Pick out the lines containing "Nome".

RECORDS SHOWN
┌──

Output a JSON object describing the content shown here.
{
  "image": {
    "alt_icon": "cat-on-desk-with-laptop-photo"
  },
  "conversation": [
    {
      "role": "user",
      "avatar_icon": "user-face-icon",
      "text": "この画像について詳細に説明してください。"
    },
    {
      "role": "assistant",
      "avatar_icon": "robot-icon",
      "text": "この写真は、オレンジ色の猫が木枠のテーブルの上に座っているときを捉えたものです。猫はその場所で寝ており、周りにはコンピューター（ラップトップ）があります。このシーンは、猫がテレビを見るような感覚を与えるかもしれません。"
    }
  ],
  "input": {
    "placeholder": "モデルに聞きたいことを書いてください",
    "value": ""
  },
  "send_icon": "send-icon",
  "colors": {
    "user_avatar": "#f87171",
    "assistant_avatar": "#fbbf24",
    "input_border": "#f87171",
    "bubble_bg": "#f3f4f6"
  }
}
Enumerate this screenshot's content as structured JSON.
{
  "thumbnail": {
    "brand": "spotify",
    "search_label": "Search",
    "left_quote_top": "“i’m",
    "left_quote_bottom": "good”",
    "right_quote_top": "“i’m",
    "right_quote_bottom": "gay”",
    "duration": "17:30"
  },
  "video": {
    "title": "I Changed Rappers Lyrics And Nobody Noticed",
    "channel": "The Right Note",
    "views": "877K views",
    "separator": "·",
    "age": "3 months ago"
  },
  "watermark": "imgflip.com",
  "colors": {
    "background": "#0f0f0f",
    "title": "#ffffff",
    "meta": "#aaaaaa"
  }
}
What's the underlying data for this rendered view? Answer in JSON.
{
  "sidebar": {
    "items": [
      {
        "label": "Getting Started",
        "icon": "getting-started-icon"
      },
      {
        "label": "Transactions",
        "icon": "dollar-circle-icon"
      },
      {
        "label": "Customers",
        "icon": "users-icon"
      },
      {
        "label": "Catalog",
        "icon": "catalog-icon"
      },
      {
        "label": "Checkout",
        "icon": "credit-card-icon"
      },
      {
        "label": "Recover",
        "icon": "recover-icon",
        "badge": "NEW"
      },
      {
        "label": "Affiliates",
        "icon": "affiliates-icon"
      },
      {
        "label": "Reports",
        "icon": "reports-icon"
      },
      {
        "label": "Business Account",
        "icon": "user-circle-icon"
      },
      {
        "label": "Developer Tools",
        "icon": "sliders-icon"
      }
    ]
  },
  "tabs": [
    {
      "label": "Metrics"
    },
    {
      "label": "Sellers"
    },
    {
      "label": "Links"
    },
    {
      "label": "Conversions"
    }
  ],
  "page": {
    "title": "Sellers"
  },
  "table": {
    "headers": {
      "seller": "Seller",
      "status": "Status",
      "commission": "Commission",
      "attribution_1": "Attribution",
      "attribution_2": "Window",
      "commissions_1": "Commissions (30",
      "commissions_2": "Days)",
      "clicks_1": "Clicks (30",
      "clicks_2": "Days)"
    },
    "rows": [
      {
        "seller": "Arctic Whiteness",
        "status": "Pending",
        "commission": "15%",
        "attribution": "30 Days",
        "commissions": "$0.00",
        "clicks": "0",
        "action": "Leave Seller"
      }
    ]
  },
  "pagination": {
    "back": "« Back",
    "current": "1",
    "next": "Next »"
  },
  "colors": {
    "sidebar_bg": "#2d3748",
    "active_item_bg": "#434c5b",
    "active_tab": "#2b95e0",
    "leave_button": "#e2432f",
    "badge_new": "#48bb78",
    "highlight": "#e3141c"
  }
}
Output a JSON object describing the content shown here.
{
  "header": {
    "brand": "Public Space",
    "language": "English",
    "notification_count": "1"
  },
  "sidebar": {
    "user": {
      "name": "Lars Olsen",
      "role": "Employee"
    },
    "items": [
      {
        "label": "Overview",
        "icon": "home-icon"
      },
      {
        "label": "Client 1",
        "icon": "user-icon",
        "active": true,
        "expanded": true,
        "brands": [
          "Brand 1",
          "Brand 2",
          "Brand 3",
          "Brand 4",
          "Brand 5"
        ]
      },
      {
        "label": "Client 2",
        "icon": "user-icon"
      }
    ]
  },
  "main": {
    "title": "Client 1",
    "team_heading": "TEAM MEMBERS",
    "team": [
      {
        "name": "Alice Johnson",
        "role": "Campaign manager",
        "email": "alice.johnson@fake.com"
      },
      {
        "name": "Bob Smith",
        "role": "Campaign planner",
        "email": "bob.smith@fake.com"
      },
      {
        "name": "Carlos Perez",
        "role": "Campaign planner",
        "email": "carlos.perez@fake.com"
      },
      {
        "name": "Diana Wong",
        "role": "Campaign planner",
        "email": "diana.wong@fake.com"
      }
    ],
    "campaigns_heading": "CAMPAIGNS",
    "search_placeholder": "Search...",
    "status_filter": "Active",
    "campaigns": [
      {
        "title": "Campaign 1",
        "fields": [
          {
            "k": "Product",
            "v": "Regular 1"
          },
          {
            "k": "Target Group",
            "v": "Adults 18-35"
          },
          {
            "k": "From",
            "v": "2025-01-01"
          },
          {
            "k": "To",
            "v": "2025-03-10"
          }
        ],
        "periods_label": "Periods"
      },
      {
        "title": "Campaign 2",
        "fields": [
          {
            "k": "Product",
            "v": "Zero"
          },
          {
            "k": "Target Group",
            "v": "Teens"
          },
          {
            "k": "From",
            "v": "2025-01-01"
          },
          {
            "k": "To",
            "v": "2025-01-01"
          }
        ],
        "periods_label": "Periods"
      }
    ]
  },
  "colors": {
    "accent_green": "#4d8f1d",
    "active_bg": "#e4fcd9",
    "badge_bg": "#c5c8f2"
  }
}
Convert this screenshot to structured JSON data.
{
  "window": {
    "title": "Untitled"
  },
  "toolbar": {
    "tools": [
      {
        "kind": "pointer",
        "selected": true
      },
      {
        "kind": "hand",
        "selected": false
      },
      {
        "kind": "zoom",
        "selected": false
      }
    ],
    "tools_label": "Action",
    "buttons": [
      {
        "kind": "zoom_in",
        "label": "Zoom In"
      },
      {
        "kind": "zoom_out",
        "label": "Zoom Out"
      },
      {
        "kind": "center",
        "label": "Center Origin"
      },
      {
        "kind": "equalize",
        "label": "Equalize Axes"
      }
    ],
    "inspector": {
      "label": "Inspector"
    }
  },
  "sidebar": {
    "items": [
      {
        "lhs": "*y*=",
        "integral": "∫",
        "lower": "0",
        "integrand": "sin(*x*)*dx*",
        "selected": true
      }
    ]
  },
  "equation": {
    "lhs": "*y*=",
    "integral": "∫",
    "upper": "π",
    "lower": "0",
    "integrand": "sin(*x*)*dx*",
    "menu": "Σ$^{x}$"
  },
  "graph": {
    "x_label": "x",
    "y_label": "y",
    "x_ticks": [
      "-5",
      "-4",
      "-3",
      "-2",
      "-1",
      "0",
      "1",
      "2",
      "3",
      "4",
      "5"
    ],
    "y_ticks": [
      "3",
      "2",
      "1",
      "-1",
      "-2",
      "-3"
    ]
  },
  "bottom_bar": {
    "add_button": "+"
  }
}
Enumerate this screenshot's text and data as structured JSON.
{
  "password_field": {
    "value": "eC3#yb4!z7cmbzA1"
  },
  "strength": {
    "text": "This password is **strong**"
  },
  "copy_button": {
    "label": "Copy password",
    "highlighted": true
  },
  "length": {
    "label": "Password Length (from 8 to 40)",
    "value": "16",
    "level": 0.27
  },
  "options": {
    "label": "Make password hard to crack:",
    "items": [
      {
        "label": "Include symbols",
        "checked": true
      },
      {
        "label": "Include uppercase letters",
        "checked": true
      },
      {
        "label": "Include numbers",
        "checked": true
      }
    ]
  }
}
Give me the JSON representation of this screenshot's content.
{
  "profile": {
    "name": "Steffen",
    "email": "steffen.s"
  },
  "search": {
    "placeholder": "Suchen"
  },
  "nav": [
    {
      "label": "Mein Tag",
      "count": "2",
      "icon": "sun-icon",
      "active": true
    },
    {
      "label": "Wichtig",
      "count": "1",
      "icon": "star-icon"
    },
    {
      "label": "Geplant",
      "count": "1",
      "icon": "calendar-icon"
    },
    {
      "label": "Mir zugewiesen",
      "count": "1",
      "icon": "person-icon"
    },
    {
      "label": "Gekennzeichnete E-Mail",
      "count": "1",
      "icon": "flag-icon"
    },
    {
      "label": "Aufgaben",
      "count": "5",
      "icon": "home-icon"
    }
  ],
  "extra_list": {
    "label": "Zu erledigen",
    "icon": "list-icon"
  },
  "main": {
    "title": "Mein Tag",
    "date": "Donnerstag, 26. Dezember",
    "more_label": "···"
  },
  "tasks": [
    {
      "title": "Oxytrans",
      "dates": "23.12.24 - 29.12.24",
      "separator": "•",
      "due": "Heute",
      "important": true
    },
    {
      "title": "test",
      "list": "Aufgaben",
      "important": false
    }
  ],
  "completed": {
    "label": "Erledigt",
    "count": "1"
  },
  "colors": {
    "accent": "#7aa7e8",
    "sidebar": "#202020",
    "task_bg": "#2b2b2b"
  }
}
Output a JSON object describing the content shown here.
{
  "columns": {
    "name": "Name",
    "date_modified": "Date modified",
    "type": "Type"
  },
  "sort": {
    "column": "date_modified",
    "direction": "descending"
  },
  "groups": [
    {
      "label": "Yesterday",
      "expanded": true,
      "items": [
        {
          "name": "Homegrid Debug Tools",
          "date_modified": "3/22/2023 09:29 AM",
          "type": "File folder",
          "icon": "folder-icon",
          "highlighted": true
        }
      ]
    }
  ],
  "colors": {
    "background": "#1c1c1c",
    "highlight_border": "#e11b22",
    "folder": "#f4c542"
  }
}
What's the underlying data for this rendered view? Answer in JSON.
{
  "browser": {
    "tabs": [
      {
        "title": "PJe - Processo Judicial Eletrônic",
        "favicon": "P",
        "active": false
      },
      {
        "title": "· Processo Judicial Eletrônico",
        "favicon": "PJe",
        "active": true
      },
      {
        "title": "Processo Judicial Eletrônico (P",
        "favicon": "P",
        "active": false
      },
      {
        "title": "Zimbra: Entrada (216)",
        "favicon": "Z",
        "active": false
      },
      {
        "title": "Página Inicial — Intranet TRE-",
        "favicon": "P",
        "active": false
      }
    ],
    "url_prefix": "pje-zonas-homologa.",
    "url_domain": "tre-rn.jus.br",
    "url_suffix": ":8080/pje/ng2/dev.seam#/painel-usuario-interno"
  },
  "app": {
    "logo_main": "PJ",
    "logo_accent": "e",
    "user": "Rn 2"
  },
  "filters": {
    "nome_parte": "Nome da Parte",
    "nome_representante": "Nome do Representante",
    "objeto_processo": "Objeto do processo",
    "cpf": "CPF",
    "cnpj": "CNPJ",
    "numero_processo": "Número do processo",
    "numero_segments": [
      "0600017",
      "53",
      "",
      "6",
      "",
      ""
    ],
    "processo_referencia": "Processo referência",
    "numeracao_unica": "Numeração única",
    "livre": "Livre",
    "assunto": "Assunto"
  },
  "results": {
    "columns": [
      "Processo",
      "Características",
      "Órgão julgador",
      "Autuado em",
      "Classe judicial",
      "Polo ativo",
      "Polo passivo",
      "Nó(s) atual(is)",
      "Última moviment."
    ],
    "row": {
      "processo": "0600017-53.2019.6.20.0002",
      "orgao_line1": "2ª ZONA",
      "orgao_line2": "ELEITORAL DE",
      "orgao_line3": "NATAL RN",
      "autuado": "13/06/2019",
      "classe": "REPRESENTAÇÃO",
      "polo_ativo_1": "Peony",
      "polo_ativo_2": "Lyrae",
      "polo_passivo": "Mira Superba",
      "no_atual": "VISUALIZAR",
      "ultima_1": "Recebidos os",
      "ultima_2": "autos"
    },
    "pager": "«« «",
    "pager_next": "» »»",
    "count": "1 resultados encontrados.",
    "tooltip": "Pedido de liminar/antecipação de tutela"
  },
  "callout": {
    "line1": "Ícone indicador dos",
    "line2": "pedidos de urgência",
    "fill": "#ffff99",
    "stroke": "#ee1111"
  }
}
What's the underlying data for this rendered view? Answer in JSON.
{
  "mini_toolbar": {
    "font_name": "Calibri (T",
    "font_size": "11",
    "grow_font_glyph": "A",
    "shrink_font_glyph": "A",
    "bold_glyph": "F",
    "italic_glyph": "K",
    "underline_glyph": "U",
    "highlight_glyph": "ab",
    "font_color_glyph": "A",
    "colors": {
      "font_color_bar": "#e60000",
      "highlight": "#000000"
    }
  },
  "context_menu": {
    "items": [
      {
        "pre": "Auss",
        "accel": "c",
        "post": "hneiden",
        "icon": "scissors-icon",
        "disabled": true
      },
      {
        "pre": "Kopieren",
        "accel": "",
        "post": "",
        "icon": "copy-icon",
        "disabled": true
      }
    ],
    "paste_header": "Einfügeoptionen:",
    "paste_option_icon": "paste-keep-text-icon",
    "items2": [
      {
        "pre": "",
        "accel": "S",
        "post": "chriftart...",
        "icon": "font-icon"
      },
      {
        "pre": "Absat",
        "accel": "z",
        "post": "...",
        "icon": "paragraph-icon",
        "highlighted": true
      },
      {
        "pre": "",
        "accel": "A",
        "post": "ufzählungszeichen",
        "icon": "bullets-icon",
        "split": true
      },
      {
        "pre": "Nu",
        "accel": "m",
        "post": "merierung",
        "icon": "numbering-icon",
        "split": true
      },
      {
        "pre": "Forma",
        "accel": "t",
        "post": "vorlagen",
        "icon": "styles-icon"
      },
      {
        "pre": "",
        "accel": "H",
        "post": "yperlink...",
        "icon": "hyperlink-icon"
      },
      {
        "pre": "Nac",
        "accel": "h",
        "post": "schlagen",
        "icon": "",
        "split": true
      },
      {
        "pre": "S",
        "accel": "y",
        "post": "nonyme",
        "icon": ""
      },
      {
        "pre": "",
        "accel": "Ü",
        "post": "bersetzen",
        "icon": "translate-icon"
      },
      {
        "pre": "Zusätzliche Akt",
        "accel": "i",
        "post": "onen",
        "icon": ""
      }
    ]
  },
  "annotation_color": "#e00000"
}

└──

EXERCISE ANSWER
    "nome_parte": "Nome da Parte",
    "nome_representante": "Nome do Representante",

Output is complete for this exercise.